A block of data
○ ○ ○ ○

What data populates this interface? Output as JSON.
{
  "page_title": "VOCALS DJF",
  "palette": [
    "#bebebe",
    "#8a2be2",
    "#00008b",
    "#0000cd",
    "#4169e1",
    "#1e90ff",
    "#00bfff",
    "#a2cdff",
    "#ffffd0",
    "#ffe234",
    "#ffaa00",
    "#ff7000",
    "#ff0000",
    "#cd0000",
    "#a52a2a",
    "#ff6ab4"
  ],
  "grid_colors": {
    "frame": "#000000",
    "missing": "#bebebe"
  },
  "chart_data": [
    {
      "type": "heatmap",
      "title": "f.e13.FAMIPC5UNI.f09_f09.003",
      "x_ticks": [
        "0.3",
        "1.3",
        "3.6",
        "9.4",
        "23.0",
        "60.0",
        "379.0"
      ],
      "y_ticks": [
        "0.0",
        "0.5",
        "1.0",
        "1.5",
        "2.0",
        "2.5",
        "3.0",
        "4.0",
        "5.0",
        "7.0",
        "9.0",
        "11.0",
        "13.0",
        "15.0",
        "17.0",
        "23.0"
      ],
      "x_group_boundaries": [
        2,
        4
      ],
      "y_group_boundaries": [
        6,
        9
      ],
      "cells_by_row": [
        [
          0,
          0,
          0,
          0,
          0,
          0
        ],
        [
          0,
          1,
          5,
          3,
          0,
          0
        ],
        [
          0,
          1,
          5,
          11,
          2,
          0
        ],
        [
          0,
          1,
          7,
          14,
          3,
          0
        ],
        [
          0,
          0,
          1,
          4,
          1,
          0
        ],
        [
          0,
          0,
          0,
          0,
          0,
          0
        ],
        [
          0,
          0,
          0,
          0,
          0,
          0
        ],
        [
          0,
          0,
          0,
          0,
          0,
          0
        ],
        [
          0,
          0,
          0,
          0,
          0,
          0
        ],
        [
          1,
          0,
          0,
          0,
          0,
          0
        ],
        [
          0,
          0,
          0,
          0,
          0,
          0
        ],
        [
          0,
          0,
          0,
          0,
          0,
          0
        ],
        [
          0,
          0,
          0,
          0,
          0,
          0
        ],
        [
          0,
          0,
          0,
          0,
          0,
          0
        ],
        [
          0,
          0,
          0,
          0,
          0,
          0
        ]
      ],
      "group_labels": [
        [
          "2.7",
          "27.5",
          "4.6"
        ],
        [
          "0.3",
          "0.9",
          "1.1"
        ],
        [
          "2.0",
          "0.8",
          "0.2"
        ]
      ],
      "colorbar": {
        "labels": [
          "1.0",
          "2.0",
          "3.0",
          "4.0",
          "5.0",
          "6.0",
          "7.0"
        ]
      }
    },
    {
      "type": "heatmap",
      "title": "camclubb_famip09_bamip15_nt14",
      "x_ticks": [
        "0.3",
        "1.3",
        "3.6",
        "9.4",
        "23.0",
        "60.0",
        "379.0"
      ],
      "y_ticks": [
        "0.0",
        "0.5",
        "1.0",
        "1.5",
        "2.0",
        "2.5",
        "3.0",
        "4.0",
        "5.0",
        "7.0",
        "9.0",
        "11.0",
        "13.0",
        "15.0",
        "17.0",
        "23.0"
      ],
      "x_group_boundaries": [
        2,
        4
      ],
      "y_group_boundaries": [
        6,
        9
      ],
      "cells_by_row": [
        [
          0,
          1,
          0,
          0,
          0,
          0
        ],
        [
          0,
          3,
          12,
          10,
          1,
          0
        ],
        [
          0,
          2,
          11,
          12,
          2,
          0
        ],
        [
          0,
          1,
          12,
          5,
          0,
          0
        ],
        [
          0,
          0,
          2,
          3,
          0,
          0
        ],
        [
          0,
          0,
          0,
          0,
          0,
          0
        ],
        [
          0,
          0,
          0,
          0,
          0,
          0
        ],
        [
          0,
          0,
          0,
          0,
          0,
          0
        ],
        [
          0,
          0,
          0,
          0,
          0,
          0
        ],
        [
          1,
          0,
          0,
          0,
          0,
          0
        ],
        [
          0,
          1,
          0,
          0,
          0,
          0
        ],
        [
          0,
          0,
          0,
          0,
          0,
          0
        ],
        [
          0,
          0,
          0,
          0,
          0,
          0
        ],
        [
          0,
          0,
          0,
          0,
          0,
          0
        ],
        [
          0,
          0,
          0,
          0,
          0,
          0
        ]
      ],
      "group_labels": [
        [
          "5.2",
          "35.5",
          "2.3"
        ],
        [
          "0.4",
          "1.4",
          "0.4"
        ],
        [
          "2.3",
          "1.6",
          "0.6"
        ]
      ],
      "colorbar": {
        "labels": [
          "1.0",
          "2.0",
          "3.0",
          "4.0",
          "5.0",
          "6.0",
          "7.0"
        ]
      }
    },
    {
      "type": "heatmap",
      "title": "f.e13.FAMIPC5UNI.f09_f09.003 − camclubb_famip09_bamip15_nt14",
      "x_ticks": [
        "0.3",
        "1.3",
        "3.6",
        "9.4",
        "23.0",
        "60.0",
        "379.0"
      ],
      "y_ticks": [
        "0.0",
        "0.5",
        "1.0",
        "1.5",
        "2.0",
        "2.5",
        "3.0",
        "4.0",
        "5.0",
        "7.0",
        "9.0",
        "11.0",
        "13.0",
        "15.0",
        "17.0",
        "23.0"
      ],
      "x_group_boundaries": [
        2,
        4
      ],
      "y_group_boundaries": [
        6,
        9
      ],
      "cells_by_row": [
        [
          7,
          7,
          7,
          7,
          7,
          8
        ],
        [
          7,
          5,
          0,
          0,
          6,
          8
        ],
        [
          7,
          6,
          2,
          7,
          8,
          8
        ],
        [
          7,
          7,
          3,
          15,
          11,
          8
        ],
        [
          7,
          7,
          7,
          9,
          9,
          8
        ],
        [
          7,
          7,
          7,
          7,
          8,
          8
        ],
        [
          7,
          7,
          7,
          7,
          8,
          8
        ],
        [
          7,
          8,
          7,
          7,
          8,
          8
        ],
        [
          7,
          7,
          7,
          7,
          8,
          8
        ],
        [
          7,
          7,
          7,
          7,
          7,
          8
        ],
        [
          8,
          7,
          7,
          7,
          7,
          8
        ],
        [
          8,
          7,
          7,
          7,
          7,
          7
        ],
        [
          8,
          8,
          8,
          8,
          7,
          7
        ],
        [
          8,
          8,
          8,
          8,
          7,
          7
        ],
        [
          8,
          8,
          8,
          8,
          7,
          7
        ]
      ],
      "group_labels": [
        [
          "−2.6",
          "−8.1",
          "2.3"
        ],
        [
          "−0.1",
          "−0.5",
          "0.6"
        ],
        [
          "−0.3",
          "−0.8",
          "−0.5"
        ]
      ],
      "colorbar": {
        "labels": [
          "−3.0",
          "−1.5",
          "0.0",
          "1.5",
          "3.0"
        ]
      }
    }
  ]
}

○ ○ ○ ○

**DESCRIPTION OF THE TASK:**
Reproduce the full listing above, character for character.

**THE SOLUTION:**
What data populates this interface? Output as JSON.
{
  "page_title": "VOCALS DJF",
  "palette": [
    "#bebebe",
    "#8a2be2",
    "#00008b",
    "#0000cd",
    "#4169e1",
    "#1e90ff",
    "#00bfff",
    "#a2cdff",
    "#ffffd0",
    "#ffe234",
    "#ffaa00",
    "#ff7000",
    "#ff0000",
    "#cd0000",
    "#a52a2a",
    "#ff6ab4"
  ],
  "grid_colors": {
    "frame": "#000000",
    "missing": "#bebebe"
  },
  "chart_data": [
    {
      "type": "heatmap",
      "title": "f.e13.FAMIPC5UNI.f09_f09.003",
      "x_ticks": [
        "0.3",
        "1.3",
        "3.6",
        "9.4",
        "23.0",
        "60.0",
        "379.0"
      ],
      "y_ticks": [
        "0.0",
        "0.5",
        "1.0",
        "1.5",
        "2.0",
        "2.5",
        "3.0",
        "4.0",
        "5.0",
        "7.0",
        "9.0",
        "11.0",
        "13.0",
        "15.0",
        "17.0",
        "23.0"
      ],
      "x_group_boundaries": [
        2,
        4
      ],
      "y_group_boundaries": [
        6,
        9
      ],
      "cells_by_row": [
        [
          0,
          0,
          0,
          0,
          0,
          0
        ],
        [
          0,
          1,
          5,
          3,
          0,
          0
        ],
        [
          0,
          1,
          5,
          11,
          2,
          0
        ],
        [
          0,
          1,
          7,
          14,
          3,
          0
        ],
        [
          0,
          0,
          1,
          4,
          1,
          0
        ],
        [
          0,
          0,
          0,
          0,
          0,
          0
        ],
        [
          0,
          0,
          0,
          0,
          0,
          0
        ],
        [
          0,
          0,
          0,
          0,
          0,
          0
        ],
        [
          0,
          0,
          0,
          0,
          0,
          0
        ],
        [
          1,
          0,
          0,
          0,
          0,
          0
        ],
        [
          0,
          0,
          0,
          0,
          0,
          0
        ],
        [
          0,
          0,
          0,
          0,
          0,
          0
        ],
        [
          0,
          0,
          0,
          0,
          0,
          0
        ],
        [
          0,
          0,
          0,
          0,
          0,
          0
        ],
        [
          0,
          0,
          0,
          0,
          0,
          0
        ]
      ],
      "group_labels": [
        [
          "2.7",
          "27.5",
          "4.6"
        ],
        [
          "0.3",
          "0.9",
          "1.1"
        ],
        [
          "2.0",
          "0.8",
          "0.2"
        ]
      ],
      "colorbar": {
        "labels": [
          "1.0",
          "2.0",
          "3.0",
          "4.0",
          "5.0",
          "6.0",
          "7.0"
        ]
      }
    },
    {
      "type": "heatmap",
      "title": "camclubb_famip09_bamip15_nt14",
      "x_ticks": [
        "0.3",
        "1.3",
        "3.6",
        "9.4",
        "23.0",
        "60.0",
        "379.0"
      ],
      "y_ticks": [
        "0.0",
        "0.5",
        "1.0",
        "1.5",
        "2.0",
        "2.5",
        "3.0",
        "4.0",
        "5.0",
        "7.0",
        "9.0",
        "11.0",
        "13.0",
        "15.0",
        "17.0",
        "23.0"
      ],
      "x_group_boundaries": [
        2,
        4
      ],
      "y_group_boundaries": [
        6,
        9
      ],
      "cells_by_row": [
        [
          0,
          1,
          0,
          0,
          0,
          0
        ],
        [
          0,
          3,
          12,
          10,
          1,
          0
        ],
        [
          0,
          2,
          11,
          12,
          2,
          0
        ],
        [
          0,
          1,
          12,
          5,
          0,
          0
        ],
        [
          0,
          0,
          2,
          3,
          0,
          0
        ],
        [
          0,
          0,
          0,
          0,
          0,
          0
        ],
        [
          0,
          0,
          0,
          0,
          0,
          0
        ],
        [
          0,
          0,
          0,
          0,
          0,
          0
        ],
        [
          0,
          0,
          0,
          0,
          0,
          0
        ],
        [
          1,
          0,
          0,
          0,
          0,
          0
        ],
        [
          0,
          1,
          0,
          0,
          0,
          0
        ],
        [
          0,
          0,
          0,
          0,
          0,
          0
        ],
        [
          0,
          0,
          0,
          0,
          0,
          0
        ],
        [
          0,
          0,
          0,
          0,
          0,
          0
        ],
        [
          0,
          0,
          0,
          0,
          0,
          0
        ]
      ],
      "group_labels": [
        [
          "5.2",
          "35.5",
          "2.3"
        ],
        [
          "0.4",
          "1.4",
          "0.4"
        ],
        [
          "2.3",
          "1.6",
          "0.6"
        ]
      ],
      "colorbar": {
        "labels": [
          "1.0",
          "2.0",
          "3.0",
          "4.0",
          "5.0",
          "6.0",
          "7.0"
        ]
      }
    },
    {
      "type": "heatmap",
      "title": "f.e13.FAMIPC5UNI.f09_f09.003 − camclubb_famip09_bamip15_nt14",
      "x_ticks": [
        "0.3",
        "1.3",
        "3.6",
        "9.4",
        "23.0",
        "60.0",
        "379.0"
      ],
      "y_ticks": [
        "0.0",
        "0.5",
        "1.0",
        "1.5",
        "2.0",
        "2.5",
        "3.0",
        "4.0",
        "5.0",
        "7.0",
        "9.0",
        "11.0",
        "13.0",
        "15.0",
        "17.0",
        "23.0"
      ],
      "x_group_boundaries": [
        2,
        4
      ],
      "y_group_boundaries": [
        6,
        9
      ],
      "cells_by_row": [
        [
          7,
          7,
          7,
          7,
          7,
          8
        ],
        [
          7,
          5,
          0,
          0,
          6,
          8
        ],
        [
          7,
          6,
          2,
          7,
          8,
          8
        ],
        [
          7,
          7,
          3,
          15,
          11,
          8
        ],
        [
          7,
          7,
          7,
          9,
          9,
          8
        ],
        [
          7,
          7,
          7,
          7,
          8,
          8
        ],
        [
          7,
          7,
          7,
          7,
          8,
          8
        ],
        [
          7,
          8,
          7,
          7,
          8,
          8
        ],
        [
          7,
          7,
          7,
          7,
          8,
          8
        ],
        [
          7,
          7,
          7,
          7,
          7,
          8
        ],
        [
          8,
          7,
          7,
          7,
          7,
          8
        ],
        [
          8,
          7,
          7,
          7,
          7,
          7
        ],
        [
          8,
          8,
          8,
          8,
          7,
          7
        ],
        [
          8,
          8,
          8,
          8,
          7,
          7
        ],
        [
          8,
          8,
          8,
          8,
          7,
          7
        ]
      ],
      "group_labels": [
        [
          "−2.6",
          "−8.1",
          "2.3"
        ],
        [
          "−0.1",
          "−0.5",
          "0.6"
        ],
        [
          "−0.3",
          "−0.8",
          "−0.5"
        ]
      ],
      "colorbar": {
        "labels": [
          "−3.0",
          "−1.5",
          "0.0",
          "1.5",
          "3.0"
        ]
      }
    }
  ]
}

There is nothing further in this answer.